▶ Direction: Write out every line below that includes the word "为人师表".

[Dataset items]
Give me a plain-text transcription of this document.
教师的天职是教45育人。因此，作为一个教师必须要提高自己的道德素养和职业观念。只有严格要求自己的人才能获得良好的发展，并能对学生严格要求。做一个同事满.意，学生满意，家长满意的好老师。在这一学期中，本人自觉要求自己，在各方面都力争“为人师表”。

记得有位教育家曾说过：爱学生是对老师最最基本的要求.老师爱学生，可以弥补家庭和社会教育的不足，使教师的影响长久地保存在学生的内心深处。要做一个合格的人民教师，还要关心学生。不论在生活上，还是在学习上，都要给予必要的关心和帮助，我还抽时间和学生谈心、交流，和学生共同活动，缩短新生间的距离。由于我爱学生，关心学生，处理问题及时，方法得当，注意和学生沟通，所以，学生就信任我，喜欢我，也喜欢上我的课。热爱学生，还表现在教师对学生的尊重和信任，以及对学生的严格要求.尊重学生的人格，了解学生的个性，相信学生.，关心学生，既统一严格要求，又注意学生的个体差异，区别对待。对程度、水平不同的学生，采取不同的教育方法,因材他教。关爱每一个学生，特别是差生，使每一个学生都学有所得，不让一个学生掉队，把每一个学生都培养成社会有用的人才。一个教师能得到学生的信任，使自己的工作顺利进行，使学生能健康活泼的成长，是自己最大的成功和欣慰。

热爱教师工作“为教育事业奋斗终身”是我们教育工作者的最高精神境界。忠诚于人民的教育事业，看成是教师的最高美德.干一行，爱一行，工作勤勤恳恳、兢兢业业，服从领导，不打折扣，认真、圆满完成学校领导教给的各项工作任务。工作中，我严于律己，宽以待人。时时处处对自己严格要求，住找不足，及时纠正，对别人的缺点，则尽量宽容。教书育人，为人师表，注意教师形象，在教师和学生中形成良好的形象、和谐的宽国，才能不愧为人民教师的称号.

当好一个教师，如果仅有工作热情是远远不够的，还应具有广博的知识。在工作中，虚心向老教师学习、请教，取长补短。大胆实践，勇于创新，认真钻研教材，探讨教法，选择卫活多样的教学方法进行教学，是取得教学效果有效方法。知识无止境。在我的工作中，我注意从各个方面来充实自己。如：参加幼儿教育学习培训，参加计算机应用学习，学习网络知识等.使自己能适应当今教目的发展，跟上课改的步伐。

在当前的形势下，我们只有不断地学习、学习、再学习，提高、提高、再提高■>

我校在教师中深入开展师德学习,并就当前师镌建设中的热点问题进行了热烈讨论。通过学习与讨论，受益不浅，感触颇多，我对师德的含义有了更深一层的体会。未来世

▶ Solution below:
教师的天职是教45育人。因此，作为一个教师必须要提高自己的道德素养和职业观念。只有严格要求自己的人才能获得良好的发展，并能对学生严格要求。做一个同事满.意，学生满意，家长满意的好老师。在这一学期中，本人自觉要求自己，在各方面都力争“为人师表”。
热爱教师工作“为教育事业奋斗终身”是我们教育工作者的最高精神境界。忠诚于人民的教育事业，看成是教师的最高美德.干一行，爱一行，工作勤勤恳恳、兢兢业业，服从领导，不打折扣，认真、圆满完成学校领导教给的各项工作任务。工作中，我严于律己，宽以待人。时时处处对自己严格要求，住找不足，及时纠正，对别人的缺点，则尽量宽容。教书育人，为人师表，注意教师形象，在教师和学生中形成良好的形象、和谐的宽国，才能不愧为人民教师的称号.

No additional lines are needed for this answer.